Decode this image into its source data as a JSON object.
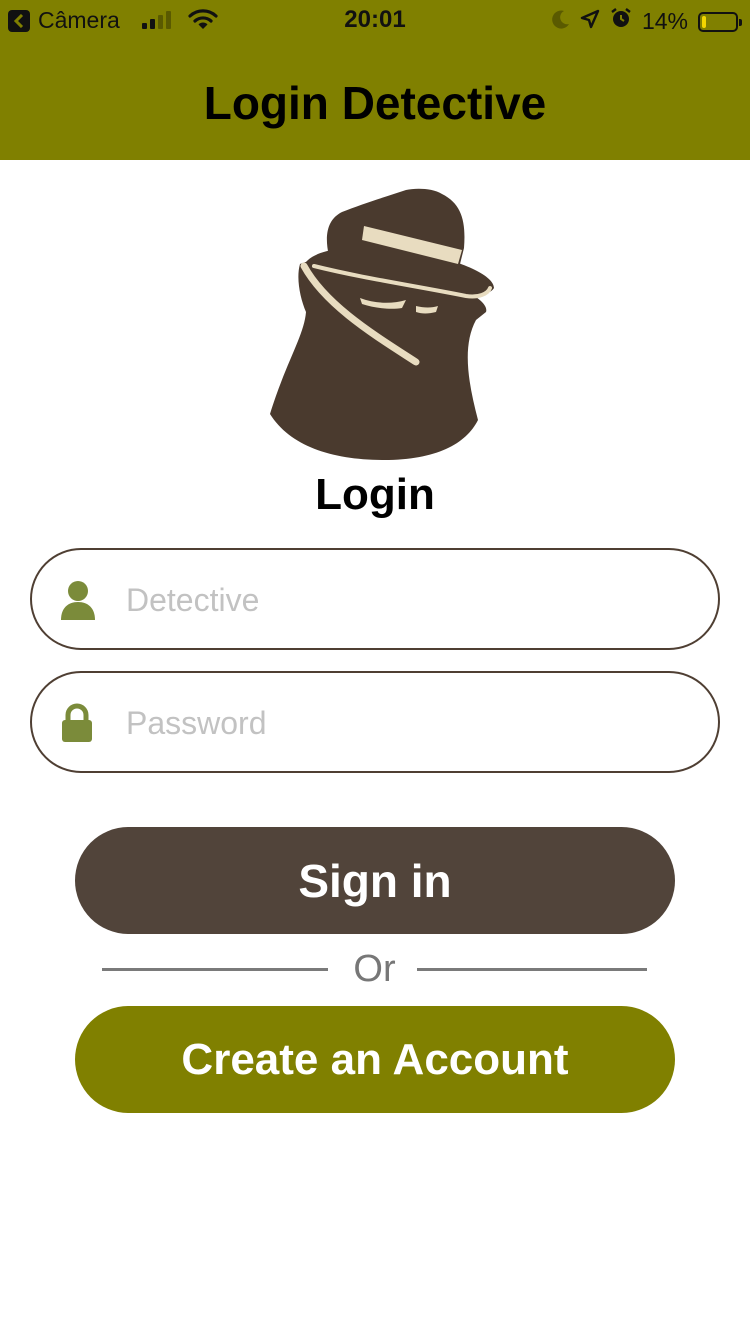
{
  "status_bar": {
    "back_app": "Câmera",
    "time": "20:01",
    "battery_percent": "14%",
    "battery_level": 0.14,
    "signal_bars_active": 2,
    "signal_bars_total": 4,
    "icons": [
      "back-arrow-icon",
      "signal-icon",
      "wifi-icon",
      "moon-icon",
      "location-arrow-icon",
      "alarm-icon",
      "battery-icon"
    ]
  },
  "header": {
    "title": "Login Detective",
    "color": "#808000"
  },
  "logo": {
    "icon": "detective-icon",
    "color": "#4a3a2e",
    "accent": "#e8dcc0"
  },
  "form": {
    "heading": "Login",
    "username": {
      "icon": "user-icon",
      "placeholder": "Detective",
      "value": ""
    },
    "password": {
      "icon": "lock-icon",
      "placeholder": "Password",
      "value": ""
    },
    "icon_color": "#7b8b3a",
    "border_color": "#4f3f33"
  },
  "actions": {
    "sign_in_label": "Sign in",
    "sign_in_color": "#51443a",
    "or_label": "Or",
    "create_account_label": "Create an Account",
    "create_account_color": "#808000"
  }
}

^^^^^^^^

The problem :: Copy each line above where the string "placeholder" occurs.

Exercise solution ::
      "placeholder": "Detective",
      "placeholder": "Password",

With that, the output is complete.